Using Matlab to elegantly calculate frequency response

[Steven O.]

Another question related to my low-pass filter. Basically, I can
calculate the frequency response of the circuit, one frequency at a
time, using Matlab; what I can't figure out is how to use this method
to calculate the response for a whole bunch of frequencies at once.
Maybe someone can help me out. Here are the calculations for a single
frequency at a time:

EDU>> % The circuit analysis calculations are:
EDU>> % (Vin - V2)/R2 + (Vout - V2)/c2 = (V2 - Vout)/R4
EDU>> % (V2 - Vout)/R4 = Vout/c1

EDU>> % Re-arranging....
EDU>> % V2*(-1/R2 - 1/c2 - 1/R4) + Vout*(1/c2 + 1/R4) = -Vin/R2
EDU>> % V2*(1/R4) + Vout*(-1/R4 - 1/c1) = 0

So the goal is to set up a matrix: Vm * V = Vr, and then calculate:
V = inv(Vm) * Vr. Again, for a single frequency:

EDU>> f=2500;
EDU>> w=2*pi*f;
EDU>> R2=330;
EDU>> R4=1000;
EDU>> c1=1./(j.*w.*470e-9);
EDU>> c2=c1;
EDU>> Vin=1;
EDU>> Vm = [(-1/R2 - 1/c2 - 1/R4) (1/c2 + 1/R4) ; (1/R4) (-1/R4 -
1/c1)];
EDU>> Vr = [ -Vin/R2 ; 0 ];
EDU>> V=inv(Vm)*Vr;
EDU>> abs(V)
ans =
0.37972
0.050967

The second value for "ans" correctly matches the measured output from
the circuit at f = 2500 Hz; it also matches the result if I use the
following equation to calculate the output voltage:
EDU>> % Some pencil and paper work then yields
EDU>> % Vout = (Vin/R2) / [(R4/c1) * (1/R2 + 1/c2) + 1/c1 + 1/R2]

So far, so good. And, with the formula for Vout, I can use an input
vector f = [1 10 100 1000 etc.] for the input frequencies, and get a
vector for the output voltages. But the fact that I had to work out a
pencil and paper solution for Vout is not elegant. The elegant
solution was the one shown above -- set up the matrix for the circuit
behavor, and use V=inv(Vm)*Vr to let Matlab worry about the algebra.

The problem is when I try to combine the two approaches. That is, I
use the matrix algebra above, culminating with V=inv(Vm)*Vr; and I
also try to use an input vector for the frequencies, f = [1 10 100
1000 etc.], rather than a single value such as f = 1000. Matlab
chokes on the Matrix algebra plus input vector. Specifically, what I
get is:

EDU>> f=[1 100 1000 2500];
EDU>> w=2*pi*f;
EDU>> R2=330; R4=1000; c1=1./(j.*w.*470e-9); c2=c1; Vin=1;
EDU>> Vm = [(-1./R2 - 1./c2 - 1./R4) (1./c2 + 1./R4) ; (1./R4) (-1./R4
- 1./c1)];
??? Error using ==> vertcat
All rows in the bracketed expression must have the same
number of columns.

So right here, I'm stuck. I'll played with setting up the matrix in
all kinds of ways -- this posting would run about 500 lines if I
showed all of them -- but could not get this to work. Can someone
kindly show me how to use the input vector f, while retaining the
elegant matrix calculation approach?

#### Directions for this task
Return the portion of the Matlab frequency-response thread between "EDU>> f=[1 100" and "number of columns.", inclusive, copied without alteration.

#### Entries supplied
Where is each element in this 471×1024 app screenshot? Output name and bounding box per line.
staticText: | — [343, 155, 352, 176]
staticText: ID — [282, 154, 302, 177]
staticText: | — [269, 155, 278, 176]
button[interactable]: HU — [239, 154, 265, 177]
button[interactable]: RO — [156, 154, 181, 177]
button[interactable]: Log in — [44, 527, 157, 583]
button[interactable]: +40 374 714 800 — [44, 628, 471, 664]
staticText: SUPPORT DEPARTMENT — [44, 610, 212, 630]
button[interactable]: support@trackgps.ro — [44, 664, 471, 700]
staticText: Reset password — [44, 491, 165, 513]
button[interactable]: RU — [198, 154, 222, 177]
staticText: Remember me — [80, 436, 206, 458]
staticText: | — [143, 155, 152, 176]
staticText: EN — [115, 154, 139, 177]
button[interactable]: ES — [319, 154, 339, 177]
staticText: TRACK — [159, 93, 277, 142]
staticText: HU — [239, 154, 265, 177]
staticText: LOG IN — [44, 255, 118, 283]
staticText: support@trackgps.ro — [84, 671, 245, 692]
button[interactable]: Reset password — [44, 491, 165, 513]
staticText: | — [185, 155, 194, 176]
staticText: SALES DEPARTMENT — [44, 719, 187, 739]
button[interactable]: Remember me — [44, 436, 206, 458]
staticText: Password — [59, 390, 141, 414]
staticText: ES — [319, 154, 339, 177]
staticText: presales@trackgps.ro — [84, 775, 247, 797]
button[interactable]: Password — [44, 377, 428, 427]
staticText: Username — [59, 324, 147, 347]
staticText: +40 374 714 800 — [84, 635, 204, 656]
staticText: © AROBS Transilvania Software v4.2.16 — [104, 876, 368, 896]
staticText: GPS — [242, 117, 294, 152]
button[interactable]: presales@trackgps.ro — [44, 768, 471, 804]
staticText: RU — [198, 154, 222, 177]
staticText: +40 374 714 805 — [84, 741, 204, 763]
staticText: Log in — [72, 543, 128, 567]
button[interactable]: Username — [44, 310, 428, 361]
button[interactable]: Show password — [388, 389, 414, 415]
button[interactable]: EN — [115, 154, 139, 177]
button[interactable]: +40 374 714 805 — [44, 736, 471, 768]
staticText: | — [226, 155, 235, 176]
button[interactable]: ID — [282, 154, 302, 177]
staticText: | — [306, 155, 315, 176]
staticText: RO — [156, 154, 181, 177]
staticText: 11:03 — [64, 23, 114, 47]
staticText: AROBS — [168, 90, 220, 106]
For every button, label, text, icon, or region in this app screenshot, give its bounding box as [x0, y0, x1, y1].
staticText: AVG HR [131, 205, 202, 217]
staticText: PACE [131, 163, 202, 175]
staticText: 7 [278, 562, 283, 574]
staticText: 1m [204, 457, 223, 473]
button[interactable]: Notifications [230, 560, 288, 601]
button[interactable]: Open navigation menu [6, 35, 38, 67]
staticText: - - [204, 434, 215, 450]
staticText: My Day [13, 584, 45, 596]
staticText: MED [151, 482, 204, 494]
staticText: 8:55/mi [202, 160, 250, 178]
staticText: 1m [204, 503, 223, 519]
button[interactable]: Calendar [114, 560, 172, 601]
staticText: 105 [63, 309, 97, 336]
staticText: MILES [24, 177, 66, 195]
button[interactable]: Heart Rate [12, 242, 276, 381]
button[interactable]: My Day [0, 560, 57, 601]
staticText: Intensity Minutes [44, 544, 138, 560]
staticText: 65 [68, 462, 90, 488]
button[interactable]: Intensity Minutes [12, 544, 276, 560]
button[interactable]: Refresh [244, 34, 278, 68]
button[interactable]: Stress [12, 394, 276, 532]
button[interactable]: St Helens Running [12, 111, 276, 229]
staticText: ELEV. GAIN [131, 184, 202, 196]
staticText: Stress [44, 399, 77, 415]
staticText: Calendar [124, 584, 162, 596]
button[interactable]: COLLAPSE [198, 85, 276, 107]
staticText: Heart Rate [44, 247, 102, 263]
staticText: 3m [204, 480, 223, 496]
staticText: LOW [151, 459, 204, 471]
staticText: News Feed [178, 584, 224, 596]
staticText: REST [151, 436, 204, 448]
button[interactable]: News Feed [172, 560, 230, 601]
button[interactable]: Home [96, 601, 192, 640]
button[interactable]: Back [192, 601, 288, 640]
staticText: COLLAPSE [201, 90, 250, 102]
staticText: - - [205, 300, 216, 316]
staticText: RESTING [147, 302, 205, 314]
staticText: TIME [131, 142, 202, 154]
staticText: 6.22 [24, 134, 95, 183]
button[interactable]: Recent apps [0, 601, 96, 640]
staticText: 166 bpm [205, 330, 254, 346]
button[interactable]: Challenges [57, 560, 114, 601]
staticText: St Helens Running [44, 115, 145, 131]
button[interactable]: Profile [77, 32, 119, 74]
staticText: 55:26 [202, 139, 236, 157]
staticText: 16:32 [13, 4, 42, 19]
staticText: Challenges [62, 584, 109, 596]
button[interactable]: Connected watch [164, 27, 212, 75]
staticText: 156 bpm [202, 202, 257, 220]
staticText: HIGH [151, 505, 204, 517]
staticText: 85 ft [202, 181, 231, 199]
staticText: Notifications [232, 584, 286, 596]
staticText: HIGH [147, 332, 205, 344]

#### Complete response
EDU>> f=[1 100 1000 2500];
EDU>> w=2*pi*f;
EDU>> R2=330; R4=1000; c1=1./(j.*w.*470e-9); c2=c1; Vin=1;
EDU>> Vm = [(-1./R2 - 1./c2 - 1./R4) (1./c2 + 1./R4) ; (1./R4) (-1./R4
- 1./c1)];
??? Error using ==> vertcat
All rows in the bracketed expression must have the same
number of columns.